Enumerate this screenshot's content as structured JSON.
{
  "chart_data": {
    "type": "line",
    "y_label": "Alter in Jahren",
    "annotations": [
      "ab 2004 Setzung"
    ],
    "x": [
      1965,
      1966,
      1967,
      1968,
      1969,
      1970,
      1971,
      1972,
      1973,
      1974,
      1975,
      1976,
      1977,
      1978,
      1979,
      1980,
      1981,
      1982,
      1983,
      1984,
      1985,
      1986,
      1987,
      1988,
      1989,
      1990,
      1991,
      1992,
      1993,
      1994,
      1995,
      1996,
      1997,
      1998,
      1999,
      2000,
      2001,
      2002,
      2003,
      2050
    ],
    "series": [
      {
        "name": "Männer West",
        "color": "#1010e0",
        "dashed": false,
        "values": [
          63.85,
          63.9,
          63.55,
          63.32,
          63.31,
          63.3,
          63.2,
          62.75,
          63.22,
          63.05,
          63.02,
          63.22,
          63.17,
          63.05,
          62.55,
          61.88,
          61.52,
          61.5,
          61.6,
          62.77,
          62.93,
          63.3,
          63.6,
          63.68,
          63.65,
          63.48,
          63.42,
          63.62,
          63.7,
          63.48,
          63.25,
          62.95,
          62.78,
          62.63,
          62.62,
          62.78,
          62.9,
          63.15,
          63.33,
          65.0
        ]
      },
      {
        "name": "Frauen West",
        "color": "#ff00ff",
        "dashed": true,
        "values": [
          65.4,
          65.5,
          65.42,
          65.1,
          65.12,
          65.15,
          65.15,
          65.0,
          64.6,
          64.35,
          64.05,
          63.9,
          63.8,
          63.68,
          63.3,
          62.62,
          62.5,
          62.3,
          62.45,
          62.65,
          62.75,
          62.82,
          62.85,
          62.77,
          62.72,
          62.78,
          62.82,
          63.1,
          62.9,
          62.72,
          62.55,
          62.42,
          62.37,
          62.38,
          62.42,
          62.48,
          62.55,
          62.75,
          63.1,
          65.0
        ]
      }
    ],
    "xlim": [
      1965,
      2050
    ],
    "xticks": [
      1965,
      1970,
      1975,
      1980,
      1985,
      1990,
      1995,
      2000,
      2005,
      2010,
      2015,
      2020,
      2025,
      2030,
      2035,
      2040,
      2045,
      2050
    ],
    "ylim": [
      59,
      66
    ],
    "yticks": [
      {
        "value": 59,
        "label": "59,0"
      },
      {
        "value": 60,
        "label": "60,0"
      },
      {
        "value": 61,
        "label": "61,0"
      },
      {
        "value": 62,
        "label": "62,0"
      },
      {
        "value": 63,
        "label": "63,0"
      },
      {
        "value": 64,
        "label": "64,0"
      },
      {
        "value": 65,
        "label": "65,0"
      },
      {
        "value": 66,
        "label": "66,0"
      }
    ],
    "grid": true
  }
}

━━━━━━━━━━━━━━━━━━━━

Exactly reproduce the material above.

# Final answer:
Enumerate this screenshot's content as structured JSON.
{
  "chart_data": {
    "type": "line",
    "y_label": "Alter in Jahren",
    "annotations": [
      "ab 2004 Setzung"
    ],
    "x": [
      1965,
      1966,
      1967,
      1968,
      1969,
      1970,
      1971,
      1972,
      1973,
      1974,
      1975,
      1976,
      1977,
      1978,
      1979,
      1980,
      1981,
      1982,
      1983,
      1984,
      1985,
      1986,
      1987,
      1988,
      1989,
      1990,
      1991,
      1992,
      1993,
      1994,
      1995,
      1996,
      1997,
      1998,
      1999,
      2000,
      2001,
      2002,
      2003,
      2050
    ],
    "series": [
      {
        "name": "Männer West",
        "color": "#1010e0",
        "dashed": false,
        "values": [
          63.85,
          63.9,
          63.55,
          63.32,
          63.31,
          63.3,
          63.2,
          62.75,
          63.22,
          63.05,
          63.02,
          63.22,
          63.17,
          63.05,
          62.55,
          61.88,
          61.52,
          61.5,
          61.6,
          62.77,
          62.93,
          63.3,
          63.6,
          63.68,
          63.65,
          63.48,
          63.42,
          63.62,
          63.7,
          63.48,
          63.25,
          62.95,
          62.78,
          62.63,
          62.62,
          62.78,
          62.9,
          63.15,
          63.33,
          65.0
        ]
      },
      {
        "name": "Frauen West",
        "color": "#ff00ff",
        "dashed": true,
        "values": [
          65.4,
          65.5,
          65.42,
          65.1,
          65.12,
          65.15,
          65.15,
          65.0,
          64.6,
          64.35,
          64.05,
          63.9,
          63.8,
          63.68,
          63.3,
          62.62,
          62.5,
          62.3,
          62.45,
          62.65,
          62.75,
          62.82,
          62.85,
          62.77,
          62.72,
          62.78,
          62.82,
          63.1,
          62.9,
          62.72,
          62.55,
          62.42,
          62.37,
          62.38,
          62.42,
          62.48,
          62.55,
          62.75,
          63.1,
          65.0
        ]
      }
    ],
    "xlim": [
      1965,
      2050
    ],
    "xticks": [
      1965,
      1970,
      1975,
      1980,
      1985,
      1990,
      1995,
      2000,
      2005,
      2010,
      2015,
      2020,
      2025,
      2030,
      2035,
      2040,
      2045,
      2050
    ],
    "ylim": [
      59,
      66
    ],
    "yticks": [
      {
        "value": 59,
        "label": "59,0"
      },
      {
        "value": 60,
        "label": "60,0"
      },
      {
        "value": 61,
        "label": "61,0"
      },
      {
        "value": 62,
        "label": "62,0"
      },
      {
        "value": 63,
        "label": "63,0"
      },
      {
        "value": 64,
        "label": "64,0"
      },
      {
        "value": 65,
        "label": "65,0"
      },
      {
        "value": 66,
        "label": "66,0"
      }
    ],
    "grid": true
  }
}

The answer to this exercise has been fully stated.